▸ **WORK TO COMPLETE**
State how many lines of the entries include the string "your", please, leaving out everything but the number.

(Stored data)
▶
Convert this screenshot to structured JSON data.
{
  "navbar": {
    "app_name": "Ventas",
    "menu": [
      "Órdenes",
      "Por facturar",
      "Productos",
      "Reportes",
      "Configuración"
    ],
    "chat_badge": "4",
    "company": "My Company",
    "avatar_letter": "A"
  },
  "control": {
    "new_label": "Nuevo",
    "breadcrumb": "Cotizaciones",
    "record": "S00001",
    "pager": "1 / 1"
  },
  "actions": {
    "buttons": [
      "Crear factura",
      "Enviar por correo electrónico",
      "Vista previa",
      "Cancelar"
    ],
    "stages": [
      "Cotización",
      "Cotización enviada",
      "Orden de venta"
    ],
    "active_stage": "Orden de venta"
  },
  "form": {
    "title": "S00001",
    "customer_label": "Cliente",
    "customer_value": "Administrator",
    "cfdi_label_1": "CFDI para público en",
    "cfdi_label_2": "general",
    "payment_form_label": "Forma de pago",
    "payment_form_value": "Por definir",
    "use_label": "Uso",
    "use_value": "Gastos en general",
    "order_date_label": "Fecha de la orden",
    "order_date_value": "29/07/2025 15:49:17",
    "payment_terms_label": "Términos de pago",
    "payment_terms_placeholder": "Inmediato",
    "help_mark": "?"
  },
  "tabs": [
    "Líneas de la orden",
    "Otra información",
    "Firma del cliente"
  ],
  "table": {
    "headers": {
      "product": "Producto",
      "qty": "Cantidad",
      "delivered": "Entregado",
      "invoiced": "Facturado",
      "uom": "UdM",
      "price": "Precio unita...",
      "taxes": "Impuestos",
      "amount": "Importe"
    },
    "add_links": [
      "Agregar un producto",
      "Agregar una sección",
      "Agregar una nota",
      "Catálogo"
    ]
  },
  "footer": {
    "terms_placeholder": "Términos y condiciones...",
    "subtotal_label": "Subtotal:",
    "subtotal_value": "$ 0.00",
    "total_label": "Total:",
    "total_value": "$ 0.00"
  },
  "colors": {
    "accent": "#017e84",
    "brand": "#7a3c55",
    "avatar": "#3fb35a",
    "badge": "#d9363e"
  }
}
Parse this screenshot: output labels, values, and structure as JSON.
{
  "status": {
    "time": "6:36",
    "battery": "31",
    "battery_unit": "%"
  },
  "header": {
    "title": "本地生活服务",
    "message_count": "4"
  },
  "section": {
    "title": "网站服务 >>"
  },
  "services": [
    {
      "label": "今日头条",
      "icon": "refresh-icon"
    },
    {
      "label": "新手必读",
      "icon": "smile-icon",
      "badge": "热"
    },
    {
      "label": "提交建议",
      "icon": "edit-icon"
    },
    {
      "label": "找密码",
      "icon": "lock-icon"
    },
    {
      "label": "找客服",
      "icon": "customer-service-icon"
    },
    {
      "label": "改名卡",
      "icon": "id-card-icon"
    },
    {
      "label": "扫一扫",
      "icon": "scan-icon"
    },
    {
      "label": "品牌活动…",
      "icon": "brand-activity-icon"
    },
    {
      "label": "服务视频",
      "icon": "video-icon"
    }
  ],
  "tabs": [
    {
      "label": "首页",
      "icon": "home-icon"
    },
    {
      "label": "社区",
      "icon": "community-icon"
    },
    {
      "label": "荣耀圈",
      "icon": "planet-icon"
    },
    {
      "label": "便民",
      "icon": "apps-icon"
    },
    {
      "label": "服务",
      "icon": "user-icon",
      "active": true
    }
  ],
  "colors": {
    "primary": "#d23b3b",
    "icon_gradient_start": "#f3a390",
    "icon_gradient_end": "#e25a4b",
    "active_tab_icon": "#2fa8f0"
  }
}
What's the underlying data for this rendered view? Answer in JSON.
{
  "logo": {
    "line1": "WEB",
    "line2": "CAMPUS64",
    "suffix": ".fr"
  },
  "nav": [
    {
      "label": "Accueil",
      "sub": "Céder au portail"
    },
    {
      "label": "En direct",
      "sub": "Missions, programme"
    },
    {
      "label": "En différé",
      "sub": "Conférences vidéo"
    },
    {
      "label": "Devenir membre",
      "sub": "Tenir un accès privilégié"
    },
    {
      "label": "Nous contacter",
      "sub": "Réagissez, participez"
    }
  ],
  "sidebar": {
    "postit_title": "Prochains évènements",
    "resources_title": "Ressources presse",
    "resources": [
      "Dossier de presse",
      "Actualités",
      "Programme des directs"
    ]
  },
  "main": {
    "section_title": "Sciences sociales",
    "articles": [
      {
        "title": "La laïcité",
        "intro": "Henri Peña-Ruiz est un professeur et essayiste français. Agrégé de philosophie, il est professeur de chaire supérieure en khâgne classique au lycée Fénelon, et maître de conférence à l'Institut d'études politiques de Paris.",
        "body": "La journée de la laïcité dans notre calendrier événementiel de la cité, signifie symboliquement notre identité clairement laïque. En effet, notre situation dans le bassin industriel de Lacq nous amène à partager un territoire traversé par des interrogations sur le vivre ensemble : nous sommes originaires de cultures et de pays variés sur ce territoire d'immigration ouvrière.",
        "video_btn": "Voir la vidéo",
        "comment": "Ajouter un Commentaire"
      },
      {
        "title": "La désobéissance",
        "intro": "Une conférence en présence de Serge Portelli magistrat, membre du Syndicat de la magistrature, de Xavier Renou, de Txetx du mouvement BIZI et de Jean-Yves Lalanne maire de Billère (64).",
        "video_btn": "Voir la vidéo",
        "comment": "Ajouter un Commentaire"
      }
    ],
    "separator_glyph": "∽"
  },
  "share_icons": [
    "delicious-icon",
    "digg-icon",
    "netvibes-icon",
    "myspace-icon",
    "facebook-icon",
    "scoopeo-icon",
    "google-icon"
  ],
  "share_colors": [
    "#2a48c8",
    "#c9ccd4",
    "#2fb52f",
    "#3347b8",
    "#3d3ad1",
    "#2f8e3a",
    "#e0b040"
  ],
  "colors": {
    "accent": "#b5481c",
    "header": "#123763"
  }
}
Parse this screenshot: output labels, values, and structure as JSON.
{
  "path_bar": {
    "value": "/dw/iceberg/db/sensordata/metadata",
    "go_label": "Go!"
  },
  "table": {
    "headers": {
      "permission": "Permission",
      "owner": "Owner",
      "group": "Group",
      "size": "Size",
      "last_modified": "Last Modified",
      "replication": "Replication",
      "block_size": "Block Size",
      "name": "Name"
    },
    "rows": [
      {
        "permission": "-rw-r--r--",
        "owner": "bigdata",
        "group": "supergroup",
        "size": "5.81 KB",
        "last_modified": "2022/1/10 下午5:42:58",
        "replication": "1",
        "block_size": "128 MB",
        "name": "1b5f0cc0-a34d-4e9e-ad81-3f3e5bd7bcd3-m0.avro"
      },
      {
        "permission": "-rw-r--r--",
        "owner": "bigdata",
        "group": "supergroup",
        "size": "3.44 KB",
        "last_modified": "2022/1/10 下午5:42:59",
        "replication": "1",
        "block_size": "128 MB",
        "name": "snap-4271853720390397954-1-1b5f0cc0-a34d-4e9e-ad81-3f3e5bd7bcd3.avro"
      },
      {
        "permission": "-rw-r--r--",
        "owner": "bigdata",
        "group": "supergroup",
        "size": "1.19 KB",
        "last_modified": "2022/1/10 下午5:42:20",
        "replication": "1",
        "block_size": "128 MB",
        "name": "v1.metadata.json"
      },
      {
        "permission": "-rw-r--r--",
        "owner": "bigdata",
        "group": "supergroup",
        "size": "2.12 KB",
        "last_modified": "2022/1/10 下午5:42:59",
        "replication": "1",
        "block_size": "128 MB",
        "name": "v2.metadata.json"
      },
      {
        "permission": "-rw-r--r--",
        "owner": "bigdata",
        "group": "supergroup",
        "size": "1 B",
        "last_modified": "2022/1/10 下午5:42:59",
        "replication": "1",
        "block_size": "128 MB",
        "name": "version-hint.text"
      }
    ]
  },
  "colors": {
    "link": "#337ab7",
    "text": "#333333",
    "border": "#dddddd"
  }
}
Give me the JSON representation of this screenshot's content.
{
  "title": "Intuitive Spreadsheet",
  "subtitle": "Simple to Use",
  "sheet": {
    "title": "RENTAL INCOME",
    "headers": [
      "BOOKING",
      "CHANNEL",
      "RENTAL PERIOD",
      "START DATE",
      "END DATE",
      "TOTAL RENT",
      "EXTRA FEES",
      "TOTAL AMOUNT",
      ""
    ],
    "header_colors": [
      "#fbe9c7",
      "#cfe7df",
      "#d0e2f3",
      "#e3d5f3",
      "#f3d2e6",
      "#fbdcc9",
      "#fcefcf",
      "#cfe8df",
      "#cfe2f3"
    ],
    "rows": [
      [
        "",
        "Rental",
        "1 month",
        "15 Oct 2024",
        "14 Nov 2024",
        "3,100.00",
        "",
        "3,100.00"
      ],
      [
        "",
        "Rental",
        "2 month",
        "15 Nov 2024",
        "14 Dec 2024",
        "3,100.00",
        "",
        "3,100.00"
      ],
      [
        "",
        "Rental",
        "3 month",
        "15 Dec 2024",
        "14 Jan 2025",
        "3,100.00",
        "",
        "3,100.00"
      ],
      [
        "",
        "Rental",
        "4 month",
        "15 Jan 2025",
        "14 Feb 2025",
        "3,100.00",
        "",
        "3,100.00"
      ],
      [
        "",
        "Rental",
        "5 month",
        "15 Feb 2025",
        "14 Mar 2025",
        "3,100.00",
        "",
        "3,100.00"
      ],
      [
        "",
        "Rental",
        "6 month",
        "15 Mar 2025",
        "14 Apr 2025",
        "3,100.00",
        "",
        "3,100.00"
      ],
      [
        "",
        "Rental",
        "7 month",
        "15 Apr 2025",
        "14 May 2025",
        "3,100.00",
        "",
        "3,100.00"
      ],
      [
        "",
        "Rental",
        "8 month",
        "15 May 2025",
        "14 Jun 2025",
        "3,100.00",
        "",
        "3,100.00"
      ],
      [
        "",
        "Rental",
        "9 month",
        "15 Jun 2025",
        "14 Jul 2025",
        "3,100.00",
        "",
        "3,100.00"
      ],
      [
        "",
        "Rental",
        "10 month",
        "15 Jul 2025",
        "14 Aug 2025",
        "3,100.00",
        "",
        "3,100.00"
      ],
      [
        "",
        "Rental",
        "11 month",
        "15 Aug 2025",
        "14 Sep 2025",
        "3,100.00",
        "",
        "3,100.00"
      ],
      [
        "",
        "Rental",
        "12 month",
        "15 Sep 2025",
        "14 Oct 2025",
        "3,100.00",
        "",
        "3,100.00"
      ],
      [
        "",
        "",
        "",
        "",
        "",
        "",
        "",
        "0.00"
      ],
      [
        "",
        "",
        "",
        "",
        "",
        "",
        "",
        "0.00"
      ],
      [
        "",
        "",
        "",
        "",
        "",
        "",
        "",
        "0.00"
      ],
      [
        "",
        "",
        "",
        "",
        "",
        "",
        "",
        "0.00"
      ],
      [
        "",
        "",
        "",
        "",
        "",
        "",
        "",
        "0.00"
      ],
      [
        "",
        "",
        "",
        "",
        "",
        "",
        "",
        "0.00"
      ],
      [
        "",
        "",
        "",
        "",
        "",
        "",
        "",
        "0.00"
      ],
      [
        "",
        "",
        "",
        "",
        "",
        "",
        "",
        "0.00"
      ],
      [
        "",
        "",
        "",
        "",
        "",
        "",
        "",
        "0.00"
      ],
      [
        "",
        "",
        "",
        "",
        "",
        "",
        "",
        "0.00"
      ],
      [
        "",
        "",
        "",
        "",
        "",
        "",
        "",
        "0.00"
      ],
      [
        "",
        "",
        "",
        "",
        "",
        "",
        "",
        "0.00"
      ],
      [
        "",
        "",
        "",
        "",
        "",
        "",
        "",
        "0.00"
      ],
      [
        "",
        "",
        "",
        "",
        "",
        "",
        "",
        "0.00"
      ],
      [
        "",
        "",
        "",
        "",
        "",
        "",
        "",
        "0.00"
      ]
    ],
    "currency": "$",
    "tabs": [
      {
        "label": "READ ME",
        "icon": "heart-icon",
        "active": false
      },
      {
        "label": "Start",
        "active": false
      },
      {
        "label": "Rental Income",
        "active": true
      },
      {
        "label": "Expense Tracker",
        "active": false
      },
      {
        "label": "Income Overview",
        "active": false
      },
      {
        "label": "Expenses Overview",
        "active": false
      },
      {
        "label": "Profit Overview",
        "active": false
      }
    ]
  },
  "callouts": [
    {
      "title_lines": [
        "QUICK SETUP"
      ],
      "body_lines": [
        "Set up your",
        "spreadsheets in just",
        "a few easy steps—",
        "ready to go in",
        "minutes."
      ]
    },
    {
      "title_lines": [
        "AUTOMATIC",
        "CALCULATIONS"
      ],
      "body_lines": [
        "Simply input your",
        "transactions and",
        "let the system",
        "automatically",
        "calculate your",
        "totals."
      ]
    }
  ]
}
◀
▸ **REPLY**
3